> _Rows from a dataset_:
--- START ---
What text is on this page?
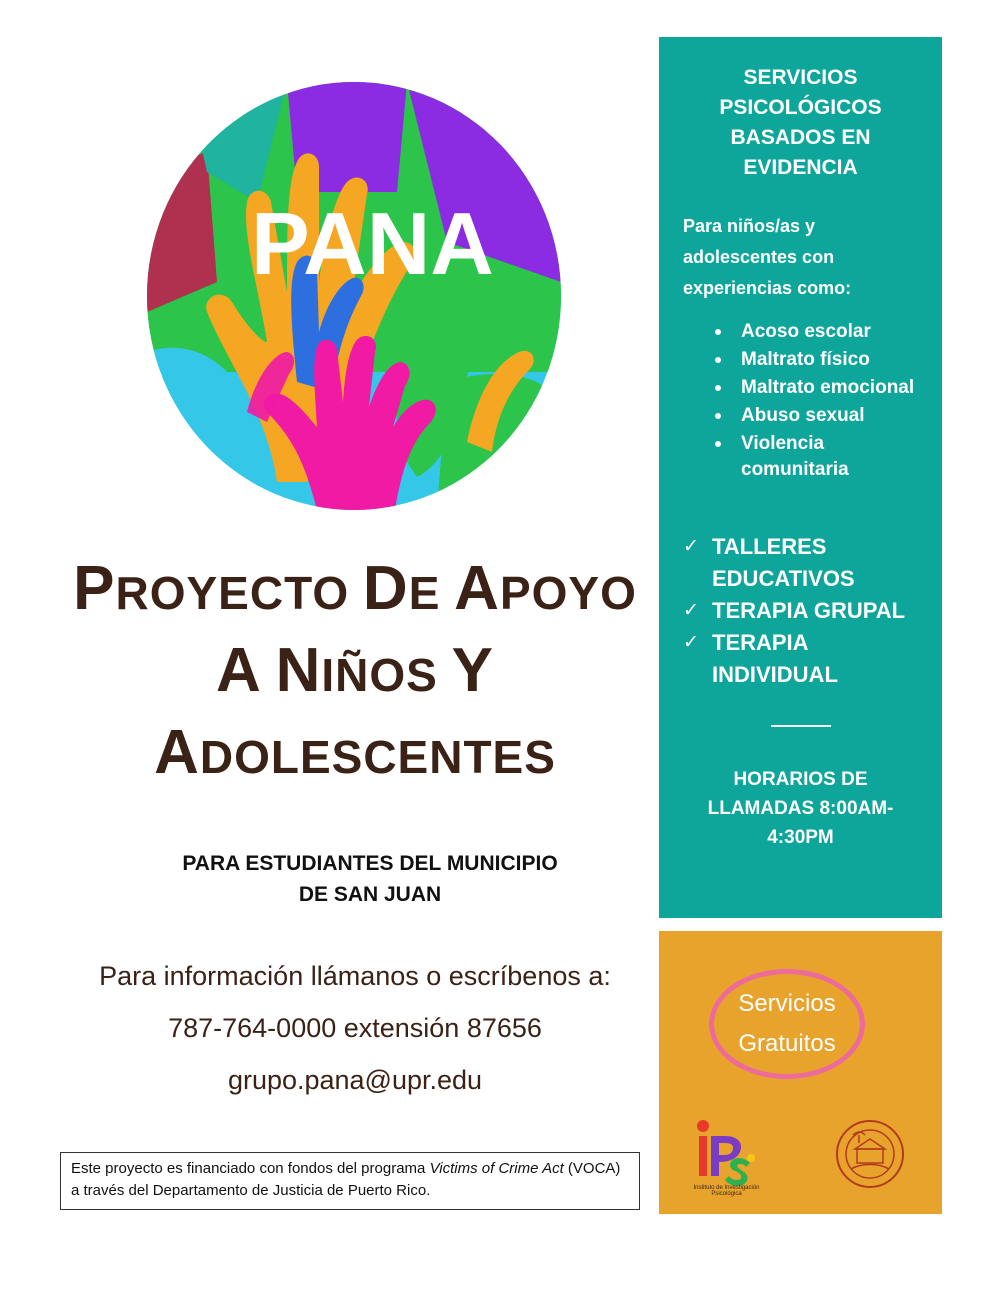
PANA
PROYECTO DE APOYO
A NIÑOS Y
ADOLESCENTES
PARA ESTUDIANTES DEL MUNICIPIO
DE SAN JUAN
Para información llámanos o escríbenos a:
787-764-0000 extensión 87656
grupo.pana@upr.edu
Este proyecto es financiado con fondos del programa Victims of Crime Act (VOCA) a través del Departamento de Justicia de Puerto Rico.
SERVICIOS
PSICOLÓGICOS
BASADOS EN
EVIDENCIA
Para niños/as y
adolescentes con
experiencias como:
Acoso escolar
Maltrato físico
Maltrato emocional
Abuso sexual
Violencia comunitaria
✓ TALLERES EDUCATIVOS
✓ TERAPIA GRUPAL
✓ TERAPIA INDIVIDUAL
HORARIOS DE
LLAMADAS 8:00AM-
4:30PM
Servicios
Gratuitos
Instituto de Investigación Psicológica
--- END ---
> _Problem statement_: Copy each line above where the string "Maltrato" occurs.

> _Reply to the exercise_:
Maltrato físico
Maltrato emocional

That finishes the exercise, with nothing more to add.